• What is needed:
Retype the listing that follows, exactly as written.

BEGIN

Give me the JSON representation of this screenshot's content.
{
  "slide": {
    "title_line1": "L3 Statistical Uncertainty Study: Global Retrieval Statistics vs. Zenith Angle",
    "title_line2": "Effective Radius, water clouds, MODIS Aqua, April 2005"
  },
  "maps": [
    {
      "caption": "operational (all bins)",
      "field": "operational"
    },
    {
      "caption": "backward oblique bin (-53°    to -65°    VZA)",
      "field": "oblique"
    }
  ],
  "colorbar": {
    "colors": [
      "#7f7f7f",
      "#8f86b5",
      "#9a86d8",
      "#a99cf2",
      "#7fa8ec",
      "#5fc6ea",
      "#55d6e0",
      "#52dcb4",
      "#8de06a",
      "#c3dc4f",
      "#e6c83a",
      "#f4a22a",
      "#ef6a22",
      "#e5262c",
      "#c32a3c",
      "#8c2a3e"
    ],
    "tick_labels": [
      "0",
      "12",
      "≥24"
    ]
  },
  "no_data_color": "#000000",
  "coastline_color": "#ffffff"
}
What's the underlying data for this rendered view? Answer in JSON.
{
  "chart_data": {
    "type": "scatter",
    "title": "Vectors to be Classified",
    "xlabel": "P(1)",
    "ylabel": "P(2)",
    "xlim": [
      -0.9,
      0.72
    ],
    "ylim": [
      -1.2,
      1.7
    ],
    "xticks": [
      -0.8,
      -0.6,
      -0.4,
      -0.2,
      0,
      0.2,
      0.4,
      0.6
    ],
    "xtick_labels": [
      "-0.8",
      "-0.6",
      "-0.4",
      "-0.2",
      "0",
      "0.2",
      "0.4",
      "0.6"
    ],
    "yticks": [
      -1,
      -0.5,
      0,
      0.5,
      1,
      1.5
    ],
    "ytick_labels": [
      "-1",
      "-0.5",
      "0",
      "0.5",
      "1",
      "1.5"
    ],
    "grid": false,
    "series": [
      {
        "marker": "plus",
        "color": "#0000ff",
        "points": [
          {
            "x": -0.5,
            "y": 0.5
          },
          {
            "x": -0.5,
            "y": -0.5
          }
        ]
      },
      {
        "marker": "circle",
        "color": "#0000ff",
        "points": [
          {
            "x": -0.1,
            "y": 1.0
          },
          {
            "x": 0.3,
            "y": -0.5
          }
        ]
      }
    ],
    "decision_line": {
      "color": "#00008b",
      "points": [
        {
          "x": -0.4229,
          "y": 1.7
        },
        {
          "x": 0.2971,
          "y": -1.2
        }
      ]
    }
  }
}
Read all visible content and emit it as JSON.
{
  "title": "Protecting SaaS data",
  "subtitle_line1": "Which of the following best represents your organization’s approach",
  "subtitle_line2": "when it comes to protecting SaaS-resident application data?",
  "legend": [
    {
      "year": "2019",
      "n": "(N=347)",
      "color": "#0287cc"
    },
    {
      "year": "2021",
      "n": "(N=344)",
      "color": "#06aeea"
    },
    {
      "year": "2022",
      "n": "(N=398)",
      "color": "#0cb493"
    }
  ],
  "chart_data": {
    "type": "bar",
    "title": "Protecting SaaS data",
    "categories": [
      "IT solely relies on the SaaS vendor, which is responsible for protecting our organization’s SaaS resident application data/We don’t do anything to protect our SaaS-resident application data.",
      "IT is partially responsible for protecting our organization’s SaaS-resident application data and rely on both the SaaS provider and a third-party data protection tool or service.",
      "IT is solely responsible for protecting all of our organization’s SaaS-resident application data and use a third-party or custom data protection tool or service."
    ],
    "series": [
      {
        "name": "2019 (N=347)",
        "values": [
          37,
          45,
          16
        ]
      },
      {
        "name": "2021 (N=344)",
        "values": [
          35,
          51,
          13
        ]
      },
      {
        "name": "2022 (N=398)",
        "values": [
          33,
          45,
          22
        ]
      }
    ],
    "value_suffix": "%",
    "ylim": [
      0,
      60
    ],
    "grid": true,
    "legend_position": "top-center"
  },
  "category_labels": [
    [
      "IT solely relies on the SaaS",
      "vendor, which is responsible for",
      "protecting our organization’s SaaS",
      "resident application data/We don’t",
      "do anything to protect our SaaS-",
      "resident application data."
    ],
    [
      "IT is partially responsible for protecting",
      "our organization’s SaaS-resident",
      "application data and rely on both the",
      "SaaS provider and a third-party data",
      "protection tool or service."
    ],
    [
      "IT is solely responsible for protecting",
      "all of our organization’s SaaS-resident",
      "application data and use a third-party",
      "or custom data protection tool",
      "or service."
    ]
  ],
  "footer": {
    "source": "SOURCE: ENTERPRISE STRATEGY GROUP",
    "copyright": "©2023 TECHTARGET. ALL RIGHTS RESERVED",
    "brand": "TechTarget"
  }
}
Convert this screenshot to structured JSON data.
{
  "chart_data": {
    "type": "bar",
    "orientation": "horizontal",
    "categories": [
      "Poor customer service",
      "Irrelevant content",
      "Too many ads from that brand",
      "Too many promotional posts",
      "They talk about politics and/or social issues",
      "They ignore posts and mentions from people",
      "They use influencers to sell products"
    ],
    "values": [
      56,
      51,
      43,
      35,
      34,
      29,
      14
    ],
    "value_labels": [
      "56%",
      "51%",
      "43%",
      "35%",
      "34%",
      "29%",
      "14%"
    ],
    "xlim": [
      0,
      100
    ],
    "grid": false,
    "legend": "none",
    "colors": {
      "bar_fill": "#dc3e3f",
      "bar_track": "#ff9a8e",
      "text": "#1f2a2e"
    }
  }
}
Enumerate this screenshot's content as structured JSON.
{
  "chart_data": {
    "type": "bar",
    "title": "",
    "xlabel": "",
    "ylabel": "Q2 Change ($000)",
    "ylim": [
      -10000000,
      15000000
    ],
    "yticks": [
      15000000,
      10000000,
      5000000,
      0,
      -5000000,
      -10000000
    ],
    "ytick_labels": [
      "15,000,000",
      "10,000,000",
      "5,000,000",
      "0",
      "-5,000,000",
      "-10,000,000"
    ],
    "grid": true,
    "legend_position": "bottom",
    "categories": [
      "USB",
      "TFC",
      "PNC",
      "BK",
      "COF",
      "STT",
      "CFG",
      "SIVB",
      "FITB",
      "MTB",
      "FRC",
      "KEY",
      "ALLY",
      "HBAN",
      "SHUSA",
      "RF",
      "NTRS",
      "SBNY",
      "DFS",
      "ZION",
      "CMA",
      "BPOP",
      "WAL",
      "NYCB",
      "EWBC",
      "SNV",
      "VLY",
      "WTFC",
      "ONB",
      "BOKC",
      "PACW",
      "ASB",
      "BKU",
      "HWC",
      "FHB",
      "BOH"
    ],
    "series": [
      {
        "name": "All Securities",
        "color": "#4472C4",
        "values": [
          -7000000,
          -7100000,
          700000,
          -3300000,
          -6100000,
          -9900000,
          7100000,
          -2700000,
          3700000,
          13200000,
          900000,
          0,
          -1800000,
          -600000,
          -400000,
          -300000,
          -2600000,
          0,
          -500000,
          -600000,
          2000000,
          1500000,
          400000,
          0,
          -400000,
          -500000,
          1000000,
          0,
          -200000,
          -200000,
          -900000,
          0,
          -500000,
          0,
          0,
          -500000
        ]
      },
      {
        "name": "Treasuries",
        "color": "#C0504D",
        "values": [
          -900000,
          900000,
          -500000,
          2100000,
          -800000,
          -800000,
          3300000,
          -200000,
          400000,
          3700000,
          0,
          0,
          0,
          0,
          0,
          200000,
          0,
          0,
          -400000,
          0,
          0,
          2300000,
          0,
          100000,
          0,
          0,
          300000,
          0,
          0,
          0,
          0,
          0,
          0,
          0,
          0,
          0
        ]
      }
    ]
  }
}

END

• The solution:
Give me the JSON representation of this screenshot's content.
{
  "slide": {
    "title_line1": "L3 Statistical Uncertainty Study: Global Retrieval Statistics vs. Zenith Angle",
    "title_line2": "Effective Radius, water clouds, MODIS Aqua, April 2005"
  },
  "maps": [
    {
      "caption": "operational (all bins)",
      "field": "operational"
    },
    {
      "caption": "backward oblique bin (-53°    to -65°    VZA)",
      "field": "oblique"
    }
  ],
  "colorbar": {
    "colors": [
      "#7f7f7f",
      "#8f86b5",
      "#9a86d8",
      "#a99cf2",
      "#7fa8ec",
      "#5fc6ea",
      "#55d6e0",
      "#52dcb4",
      "#8de06a",
      "#c3dc4f",
      "#e6c83a",
      "#f4a22a",
      "#ef6a22",
      "#e5262c",
      "#c32a3c",
      "#8c2a3e"
    ],
    "tick_labels": [
      "0",
      "12",
      "≥24"
    ]
  },
  "no_data_color": "#000000",
  "coastline_color": "#ffffff"
}
What's the underlying data for this rendered view? Answer in JSON.
{
  "chart_data": {
    "type": "scatter",
    "title": "Vectors to be Classified",
    "xlabel": "P(1)",
    "ylabel": "P(2)",
    "xlim": [
      -0.9,
      0.72
    ],
    "ylim": [
      -1.2,
      1.7
    ],
    "xticks": [
      -0.8,
      -0.6,
      -0.4,
      -0.2,
      0,
      0.2,
      0.4,
      0.6
    ],
    "xtick_labels": [
      "-0.8",
      "-0.6",
      "-0.4",
      "-0.2",
      "0",
      "0.2",
      "0.4",
      "0.6"
    ],
    "yticks": [
      -1,
      -0.5,
      0,
      0.5,
      1,
      1.5
    ],
    "ytick_labels": [
      "-1",
      "-0.5",
      "0",
      "0.5",
      "1",
      "1.5"
    ],
    "grid": false,
    "series": [
      {
        "marker": "plus",
        "color": "#0000ff",
        "points": [
          {
            "x": -0.5,
            "y": 0.5
          },
          {
            "x": -0.5,
            "y": -0.5
          }
        ]
      },
      {
        "marker": "circle",
        "color": "#0000ff",
        "points": [
          {
            "x": -0.1,
            "y": 1.0
          },
          {
            "x": 0.3,
            "y": -0.5
          }
        ]
      }
    ],
    "decision_line": {
      "color": "#00008b",
      "points": [
        {
          "x": -0.4229,
          "y": 1.7
        },
        {
          "x": 0.2971,
          "y": -1.2
        }
      ]
    }
  }
}
Read all visible content and emit it as JSON.
{
  "title": "Protecting SaaS data",
  "subtitle_line1": "Which of the following best represents your organization’s approach",
  "subtitle_line2": "when it comes to protecting SaaS-resident application data?",
  "legend": [
    {
      "year": "2019",
      "n": "(N=347)",
      "color": "#0287cc"
    },
    {
      "year": "2021",
      "n": "(N=344)",
      "color": "#06aeea"
    },
    {
      "year": "2022",
      "n": "(N=398)",
      "color": "#0cb493"
    }
  ],
  "chart_data": {
    "type": "bar",
    "title": "Protecting SaaS data",
    "categories": [
      "IT solely relies on the SaaS vendor, which is responsible for protecting our organization’s SaaS resident application data/We don’t do anything to protect our SaaS-resident application data.",
      "IT is partially responsible for protecting our organization’s SaaS-resident application data and rely on both the SaaS provider and a third-party data protection tool or service.",
      "IT is solely responsible for protecting all of our organization’s SaaS-resident application data and use a third-party or custom data protection tool or service."
    ],
    "series": [
      {
        "name": "2019 (N=347)",
        "values": [
          37,
          45,
          16
        ]
      },
      {
        "name": "2021 (N=344)",
        "values": [
          35,
          51,
          13
        ]
      },
      {
        "name": "2022 (N=398)",
        "values": [
          33,
          45,
          22
        ]
      }
    ],
    "value_suffix": "%",
    "ylim": [
      0,
      60
    ],
    "grid": true,
    "legend_position": "top-center"
  },
  "category_labels": [
    [
      "IT solely relies on the SaaS",
      "vendor, which is responsible for",
      "protecting our organization’s SaaS",
      "resident application data/We don’t",
      "do anything to protect our SaaS-",
      "resident application data."
    ],
    [
      "IT is partially responsible for protecting",
      "our organization’s SaaS-resident",
      "application data and rely on both the",
      "SaaS provider and a third-party data",
      "protection tool or service."
    ],
    [
      "IT is solely responsible for protecting",
      "all of our organization’s SaaS-resident",
      "application data and use a third-party",
      "or custom data protection tool",
      "or service."
    ]
  ],
  "footer": {
    "source": "SOURCE: ENTERPRISE STRATEGY GROUP",
    "copyright": "©2023 TECHTARGET. ALL RIGHTS RESERVED",
    "brand": "TechTarget"
  }
}
Convert this screenshot to structured JSON data.
{
  "chart_data": {
    "type": "bar",
    "orientation": "horizontal",
    "categories": [
      "Poor customer service",
      "Irrelevant content",
      "Too many ads from that brand",
      "Too many promotional posts",
      "They talk about politics and/or social issues",
      "They ignore posts and mentions from people",
      "They use influencers to sell products"
    ],
    "values": [
      56,
      51,
      43,
      35,
      34,
      29,
      14
    ],
    "value_labels": [
      "56%",
      "51%",
      "43%",
      "35%",
      "34%",
      "29%",
      "14%"
    ],
    "xlim": [
      0,
      100
    ],
    "grid": false,
    "legend": "none",
    "colors": {
      "bar_fill": "#dc3e3f",
      "bar_track": "#ff9a8e",
      "text": "#1f2a2e"
    }
  }
}
Enumerate this screenshot's content as structured JSON.
{
  "chart_data": {
    "type": "bar",
    "title": "",
    "xlabel": "",
    "ylabel": "Q2 Change ($000)",
    "ylim": [
      -10000000,
      15000000
    ],
    "yticks": [
      15000000,
      10000000,
      5000000,
      0,
      -5000000,
      -10000000
    ],
    "ytick_labels": [
      "15,000,000",
      "10,000,000",
      "5,000,000",
      "0",
      "-5,000,000",
      "-10,000,000"
    ],
    "grid": true,
    "legend_position": "bottom",
    "categories": [
      "USB",
      "TFC",
      "PNC",
      "BK",
      "COF",
      "STT",
      "CFG",
      "SIVB",
      "FITB",
      "MTB",
      "FRC",
      "KEY",
      "ALLY",
      "HBAN",
      "SHUSA",
      "RF",
      "NTRS",
      "SBNY",
      "DFS",
      "ZION",
      "CMA",
      "BPOP",
      "WAL",
      "NYCB",
      "EWBC",
      "SNV",
      "VLY",
      "WTFC",
      "ONB",
      "BOKC",
      "PACW",
      "ASB",
      "BKU",
      "HWC",
      "FHB",
      "BOH"
    ],
    "series": [
      {
        "name": "All Securities",
        "color": "#4472C4",
        "values": [
          -7000000,
          -7100000,
          700000,
          -3300000,
          -6100000,
          -9900000,
          7100000,
          -2700000,
          3700000,
          13200000,
          900000,
          0,
          -1800000,
          -600000,
          -400000,
          -300000,
          -2600000,
          0,
          -500000,
          -600000,
          2000000,
          1500000,
          400000,
          0,
          -400000,
          -500000,
          1000000,
          0,
          -200000,
          -200000,
          -900000,
          0,
          -500000,
          0,
          0,
          -500000
        ]
      },
      {
        "name": "Treasuries",
        "color": "#C0504D",
        "values": [
          -900000,
          900000,
          -500000,
          2100000,
          -800000,
          -800000,
          3300000,
          -200000,
          400000,
          3700000,
          0,
          0,
          0,
          0,
          0,
          200000,
          0,
          0,
          -400000,
          0,
          0,
          2300000,
          0,
          100000,
          0,
          0,
          300000,
          0,
          0,
          0,
          0,
          0,
          0,
          0,
          0,
          0
        ]
      }
    ]
  }
}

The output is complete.